%%
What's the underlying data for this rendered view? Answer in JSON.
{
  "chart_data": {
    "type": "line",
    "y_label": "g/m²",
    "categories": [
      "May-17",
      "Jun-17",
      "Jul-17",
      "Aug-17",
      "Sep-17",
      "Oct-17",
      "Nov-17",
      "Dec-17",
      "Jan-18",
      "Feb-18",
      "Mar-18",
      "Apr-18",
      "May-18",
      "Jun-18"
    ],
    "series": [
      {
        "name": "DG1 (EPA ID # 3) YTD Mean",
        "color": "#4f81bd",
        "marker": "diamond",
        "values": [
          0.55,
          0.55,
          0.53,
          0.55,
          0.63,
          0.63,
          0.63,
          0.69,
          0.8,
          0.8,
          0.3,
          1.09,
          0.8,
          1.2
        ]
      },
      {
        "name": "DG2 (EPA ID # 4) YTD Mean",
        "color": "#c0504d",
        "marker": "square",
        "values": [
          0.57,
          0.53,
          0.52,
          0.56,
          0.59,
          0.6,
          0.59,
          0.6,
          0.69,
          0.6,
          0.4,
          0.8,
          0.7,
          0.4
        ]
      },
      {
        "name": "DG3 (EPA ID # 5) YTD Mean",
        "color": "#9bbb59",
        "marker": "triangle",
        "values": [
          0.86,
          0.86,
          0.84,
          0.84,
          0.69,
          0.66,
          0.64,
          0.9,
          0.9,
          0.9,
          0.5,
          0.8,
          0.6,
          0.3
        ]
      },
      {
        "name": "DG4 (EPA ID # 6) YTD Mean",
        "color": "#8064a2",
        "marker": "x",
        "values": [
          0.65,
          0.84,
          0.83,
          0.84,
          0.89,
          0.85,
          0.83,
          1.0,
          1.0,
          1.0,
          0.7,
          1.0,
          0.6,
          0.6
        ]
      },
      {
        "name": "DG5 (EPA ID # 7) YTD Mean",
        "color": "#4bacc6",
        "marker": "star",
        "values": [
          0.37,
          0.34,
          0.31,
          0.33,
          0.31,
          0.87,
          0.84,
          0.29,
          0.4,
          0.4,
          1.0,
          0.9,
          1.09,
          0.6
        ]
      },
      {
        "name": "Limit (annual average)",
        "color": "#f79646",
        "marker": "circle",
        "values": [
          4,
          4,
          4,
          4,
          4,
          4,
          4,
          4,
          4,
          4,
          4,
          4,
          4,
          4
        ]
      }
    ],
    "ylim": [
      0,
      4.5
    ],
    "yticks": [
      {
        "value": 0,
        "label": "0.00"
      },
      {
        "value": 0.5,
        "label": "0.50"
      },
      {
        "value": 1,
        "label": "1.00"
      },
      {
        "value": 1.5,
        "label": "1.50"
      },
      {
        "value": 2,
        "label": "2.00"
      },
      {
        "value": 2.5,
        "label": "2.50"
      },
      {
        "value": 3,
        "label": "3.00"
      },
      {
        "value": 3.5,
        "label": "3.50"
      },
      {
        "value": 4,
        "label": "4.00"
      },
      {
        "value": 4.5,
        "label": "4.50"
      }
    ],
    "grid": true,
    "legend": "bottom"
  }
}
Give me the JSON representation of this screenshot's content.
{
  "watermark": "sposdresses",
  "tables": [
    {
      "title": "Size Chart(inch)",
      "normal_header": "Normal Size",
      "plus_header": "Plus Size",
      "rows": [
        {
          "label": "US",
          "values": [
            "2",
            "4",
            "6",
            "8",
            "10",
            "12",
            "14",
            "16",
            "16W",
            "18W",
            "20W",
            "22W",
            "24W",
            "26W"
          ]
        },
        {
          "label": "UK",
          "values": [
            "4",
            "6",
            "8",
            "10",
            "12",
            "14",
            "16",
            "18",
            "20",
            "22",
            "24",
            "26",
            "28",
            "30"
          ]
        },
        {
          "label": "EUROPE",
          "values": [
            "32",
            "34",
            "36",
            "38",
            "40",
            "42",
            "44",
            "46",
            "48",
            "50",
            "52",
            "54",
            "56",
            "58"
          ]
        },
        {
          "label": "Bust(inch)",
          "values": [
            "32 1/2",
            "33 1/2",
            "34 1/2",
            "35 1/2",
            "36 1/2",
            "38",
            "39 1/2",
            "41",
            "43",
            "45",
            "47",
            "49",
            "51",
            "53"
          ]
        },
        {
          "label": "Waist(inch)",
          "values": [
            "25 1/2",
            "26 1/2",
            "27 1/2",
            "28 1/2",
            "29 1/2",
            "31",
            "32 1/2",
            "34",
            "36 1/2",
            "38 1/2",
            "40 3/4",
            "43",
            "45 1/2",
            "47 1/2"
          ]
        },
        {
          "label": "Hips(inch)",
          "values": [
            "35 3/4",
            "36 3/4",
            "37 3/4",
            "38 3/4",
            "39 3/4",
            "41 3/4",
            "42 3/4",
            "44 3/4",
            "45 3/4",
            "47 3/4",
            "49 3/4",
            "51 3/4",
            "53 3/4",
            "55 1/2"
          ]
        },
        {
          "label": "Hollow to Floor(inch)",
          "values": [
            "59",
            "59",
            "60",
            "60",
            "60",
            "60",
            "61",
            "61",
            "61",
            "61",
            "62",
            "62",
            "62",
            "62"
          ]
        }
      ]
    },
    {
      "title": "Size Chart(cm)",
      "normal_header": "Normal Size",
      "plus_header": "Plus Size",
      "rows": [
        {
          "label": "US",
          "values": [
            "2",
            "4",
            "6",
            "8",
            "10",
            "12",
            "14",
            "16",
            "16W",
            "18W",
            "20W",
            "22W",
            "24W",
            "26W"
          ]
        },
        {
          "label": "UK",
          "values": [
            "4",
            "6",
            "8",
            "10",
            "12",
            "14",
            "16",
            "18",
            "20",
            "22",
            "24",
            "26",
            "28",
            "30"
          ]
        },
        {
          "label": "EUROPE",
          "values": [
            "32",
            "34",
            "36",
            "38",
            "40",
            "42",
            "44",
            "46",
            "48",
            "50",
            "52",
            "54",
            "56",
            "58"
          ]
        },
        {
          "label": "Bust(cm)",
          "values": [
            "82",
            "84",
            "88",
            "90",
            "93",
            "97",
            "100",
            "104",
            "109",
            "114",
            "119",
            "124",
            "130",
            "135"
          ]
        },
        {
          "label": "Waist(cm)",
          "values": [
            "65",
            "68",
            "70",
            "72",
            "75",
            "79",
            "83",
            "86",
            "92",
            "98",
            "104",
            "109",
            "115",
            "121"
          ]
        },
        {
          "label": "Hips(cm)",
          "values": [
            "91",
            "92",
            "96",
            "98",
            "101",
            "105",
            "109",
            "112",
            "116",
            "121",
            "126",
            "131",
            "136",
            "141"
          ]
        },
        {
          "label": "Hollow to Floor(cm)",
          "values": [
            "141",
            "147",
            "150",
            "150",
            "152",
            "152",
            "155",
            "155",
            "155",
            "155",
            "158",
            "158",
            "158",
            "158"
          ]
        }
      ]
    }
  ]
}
%%
▶ _Do this_: Repeat the listing in full, keeping every line exactly as it is.

▶ _Solution to the problem_:
What's the underlying data for this rendered view? Answer in JSON.
{
  "chart_data": {
    "type": "line",
    "y_label": "g/m²",
    "categories": [
      "May-17",
      "Jun-17",
      "Jul-17",
      "Aug-17",
      "Sep-17",
      "Oct-17",
      "Nov-17",
      "Dec-17",
      "Jan-18",
      "Feb-18",
      "Mar-18",
      "Apr-18",
      "May-18",
      "Jun-18"
    ],
    "series": [
      {
        "name": "DG1 (EPA ID # 3) YTD Mean",
        "color": "#4f81bd",
        "marker": "diamond",
        "values": [
          0.55,
          0.55,
          0.53,
          0.55,
          0.63,
          0.63,
          0.63,
          0.69,
          0.8,
          0.8,
          0.3,
          1.09,
          0.8,
          1.2
        ]
      },
      {
        "name": "DG2 (EPA ID # 4) YTD Mean",
        "color": "#c0504d",
        "marker": "square",
        "values": [
          0.57,
          0.53,
          0.52,
          0.56,
          0.59,
          0.6,
          0.59,
          0.6,
          0.69,
          0.6,
          0.4,
          0.8,
          0.7,
          0.4
        ]
      },
      {
        "name": "DG3 (EPA ID # 5) YTD Mean",
        "color": "#9bbb59",
        "marker": "triangle",
        "values": [
          0.86,
          0.86,
          0.84,
          0.84,
          0.69,
          0.66,
          0.64,
          0.9,
          0.9,
          0.9,
          0.5,
          0.8,
          0.6,
          0.3
        ]
      },
      {
        "name": "DG4 (EPA ID # 6) YTD Mean",
        "color": "#8064a2",
        "marker": "x",
        "values": [
          0.65,
          0.84,
          0.83,
          0.84,
          0.89,
          0.85,
          0.83,
          1.0,
          1.0,
          1.0,
          0.7,
          1.0,
          0.6,
          0.6
        ]
      },
      {
        "name": "DG5 (EPA ID # 7) YTD Mean",
        "color": "#4bacc6",
        "marker": "star",
        "values": [
          0.37,
          0.34,
          0.31,
          0.33,
          0.31,
          0.87,
          0.84,
          0.29,
          0.4,
          0.4,
          1.0,
          0.9,
          1.09,
          0.6
        ]
      },
      {
        "name": "Limit (annual average)",
        "color": "#f79646",
        "marker": "circle",
        "values": [
          4,
          4,
          4,
          4,
          4,
          4,
          4,
          4,
          4,
          4,
          4,
          4,
          4,
          4
        ]
      }
    ],
    "ylim": [
      0,
      4.5
    ],
    "yticks": [
      {
        "value": 0,
        "label": "0.00"
      },
      {
        "value": 0.5,
        "label": "0.50"
      },
      {
        "value": 1,
        "label": "1.00"
      },
      {
        "value": 1.5,
        "label": "1.50"
      },
      {
        "value": 2,
        "label": "2.00"
      },
      {
        "value": 2.5,
        "label": "2.50"
      },
      {
        "value": 3,
        "label": "3.00"
      },
      {
        "value": 3.5,
        "label": "3.50"
      },
      {
        "value": 4,
        "label": "4.00"
      },
      {
        "value": 4.5,
        "label": "4.50"
      }
    ],
    "grid": true,
    "legend": "bottom"
  }
}
Give me the JSON representation of this screenshot's content.
{
  "watermark": "sposdresses",
  "tables": [
    {
      "title": "Size Chart(inch)",
      "normal_header": "Normal Size",
      "plus_header": "Plus Size",
      "rows": [
        {
          "label": "US",
          "values": [
            "2",
            "4",
            "6",
            "8",
            "10",
            "12",
            "14",
            "16",
            "16W",
            "18W",
            "20W",
            "22W",
            "24W",
            "26W"
          ]
        },
        {
          "label": "UK",
          "values": [
            "4",
            "6",
            "8",
            "10",
            "12",
            "14",
            "16",
            "18",
            "20",
            "22",
            "24",
            "26",
            "28",
            "30"
          ]
        },
        {
          "label": "EUROPE",
          "values": [
            "32",
            "34",
            "36",
            "38",
            "40",
            "42",
            "44",
            "46",
            "48",
            "50",
            "52",
            "54",
            "56",
            "58"
          ]
        },
        {
          "label": "Bust(inch)",
          "values": [
            "32 1/2",
            "33 1/2",
            "34 1/2",
            "35 1/2",
            "36 1/2",
            "38",
            "39 1/2",
            "41",
            "43",
            "45",
            "47",
            "49",
            "51",
            "53"
          ]
        },
        {
          "label": "Waist(inch)",
          "values": [
            "25 1/2",
            "26 1/2",
            "27 1/2",
            "28 1/2",
            "29 1/2",
            "31",
            "32 1/2",
            "34",
            "36 1/2",
            "38 1/2",
            "40 3/4",
            "43",
            "45 1/2",
            "47 1/2"
          ]
        },
        {
          "label": "Hips(inch)",
          "values": [
            "35 3/4",
            "36 3/4",
            "37 3/4",
            "38 3/4",
            "39 3/4",
            "41 3/4",
            "42 3/4",
            "44 3/4",
            "45 3/4",
            "47 3/4",
            "49 3/4",
            "51 3/4",
            "53 3/4",
            "55 1/2"
          ]
        },
        {
          "label": "Hollow to Floor(inch)",
          "values": [
            "59",
            "59",
            "60",
            "60",
            "60",
            "60",
            "61",
            "61",
            "61",
            "61",
            "62",
            "62",
            "62",
            "62"
          ]
        }
      ]
    },
    {
      "title": "Size Chart(cm)",
      "normal_header": "Normal Size",
      "plus_header": "Plus Size",
      "rows": [
        {
          "label": "US",
          "values": [
            "2",
            "4",
            "6",
            "8",
            "10",
            "12",
            "14",
            "16",
            "16W",
            "18W",
            "20W",
            "22W",
            "24W",
            "26W"
          ]
        },
        {
          "label": "UK",
          "values": [
            "4",
            "6",
            "8",
            "10",
            "12",
            "14",
            "16",
            "18",
            "20",
            "22",
            "24",
            "26",
            "28",
            "30"
          ]
        },
        {
          "label": "EUROPE",
          "values": [
            "32",
            "34",
            "36",
            "38",
            "40",
            "42",
            "44",
            "46",
            "48",
            "50",
            "52",
            "54",
            "56",
            "58"
          ]
        },
        {
          "label": "Bust(cm)",
          "values": [
            "82",
            "84",
            "88",
            "90",
            "93",
            "97",
            "100",
            "104",
            "109",
            "114",
            "119",
            "124",
            "130",
            "135"
          ]
        },
        {
          "label": "Waist(cm)",
          "values": [
            "65",
            "68",
            "70",
            "72",
            "75",
            "79",
            "83",
            "86",
            "92",
            "98",
            "104",
            "109",
            "115",
            "121"
          ]
        },
        {
          "label": "Hips(cm)",
          "values": [
            "91",
            "92",
            "96",
            "98",
            "101",
            "105",
            "109",
            "112",
            "116",
            "121",
            "126",
            "131",
            "136",
            "141"
          ]
        },
        {
          "label": "Hollow to Floor(cm)",
          "values": [
            "141",
            "147",
            "150",
            "150",
            "152",
            "152",
            "155",
            "155",
            "155",
            "155",
            "158",
            "158",
            "158",
            "158"
          ]
        }
      ]
    }
  ]
}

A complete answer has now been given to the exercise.